#### Exercise task:
Reproduce the data without changes, beginning at its first line and ending after the line that contains "The second audio".

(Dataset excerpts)

◆ ◆ ◆ ◆

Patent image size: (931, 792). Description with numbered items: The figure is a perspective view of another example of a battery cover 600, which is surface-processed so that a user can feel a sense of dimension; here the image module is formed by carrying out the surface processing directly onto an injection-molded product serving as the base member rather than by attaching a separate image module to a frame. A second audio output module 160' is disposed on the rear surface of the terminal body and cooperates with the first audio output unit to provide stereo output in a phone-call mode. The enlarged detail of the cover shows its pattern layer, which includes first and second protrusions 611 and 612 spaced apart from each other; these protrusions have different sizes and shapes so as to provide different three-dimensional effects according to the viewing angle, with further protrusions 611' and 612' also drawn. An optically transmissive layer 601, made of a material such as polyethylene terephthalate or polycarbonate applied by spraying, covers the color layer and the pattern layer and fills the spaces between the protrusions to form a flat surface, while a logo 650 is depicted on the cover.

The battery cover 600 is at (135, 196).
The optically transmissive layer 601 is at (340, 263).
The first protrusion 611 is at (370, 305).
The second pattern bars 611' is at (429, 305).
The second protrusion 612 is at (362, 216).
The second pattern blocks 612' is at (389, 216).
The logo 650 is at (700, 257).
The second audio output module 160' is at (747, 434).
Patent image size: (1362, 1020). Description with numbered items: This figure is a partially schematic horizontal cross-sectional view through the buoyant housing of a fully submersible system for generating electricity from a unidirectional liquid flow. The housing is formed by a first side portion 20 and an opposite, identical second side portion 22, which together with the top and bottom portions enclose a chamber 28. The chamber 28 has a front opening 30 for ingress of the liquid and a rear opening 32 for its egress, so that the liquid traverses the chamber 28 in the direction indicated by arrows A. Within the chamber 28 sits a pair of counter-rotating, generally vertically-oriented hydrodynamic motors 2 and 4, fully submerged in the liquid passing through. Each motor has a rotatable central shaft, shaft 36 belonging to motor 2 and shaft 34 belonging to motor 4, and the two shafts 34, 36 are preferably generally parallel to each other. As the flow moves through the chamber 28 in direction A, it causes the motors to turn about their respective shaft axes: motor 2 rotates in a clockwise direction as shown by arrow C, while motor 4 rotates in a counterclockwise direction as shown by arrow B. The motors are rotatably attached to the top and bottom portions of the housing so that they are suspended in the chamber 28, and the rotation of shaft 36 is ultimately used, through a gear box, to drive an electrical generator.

◆ ◆ ◆ ◆

#### Correct answer:
Patent image size: (931, 792). Description with numbered items: The figure is a perspective view of another example of a battery cover 600, which is surface-processed so that a user can feel a sense of dimension; here the image module is formed by carrying out the surface processing directly onto an injection-molded product serving as the base member rather than by attaching a separate image module to a frame. A second audio output module 160' is disposed on the rear surface of the terminal body and cooperates with the first audio output unit to provide stereo output in a phone-call mode. The enlarged detail of the cover shows its pattern layer, which includes first and second protrusions 611 and 612 spaced apart from each other; these protrusions have different sizes and shapes so as to provide different three-dimensional effects according to the viewing angle, with further protrusions 611' and 612' also drawn. An optically transmissive layer 601, made of a material such as polyethylene terephthalate or polycarbonate applied by spraying, covers the color layer and the pattern layer and fills the spaces between the protrusions to form a flat surface, while a logo 650 is depicted on the cover.

The battery cover 600 is at (135, 196).
The optically transmissive layer 601 is at (340, 263).
The first protrusion 611 is at (370, 305).
The second pattern bars 611' is at (429, 305).
The second protrusion 612 is at (362, 216).
The second pattern blocks 612' is at (389, 216).
The logo 650 is at (700, 257).
The second audio output module 160' is at (747, 434).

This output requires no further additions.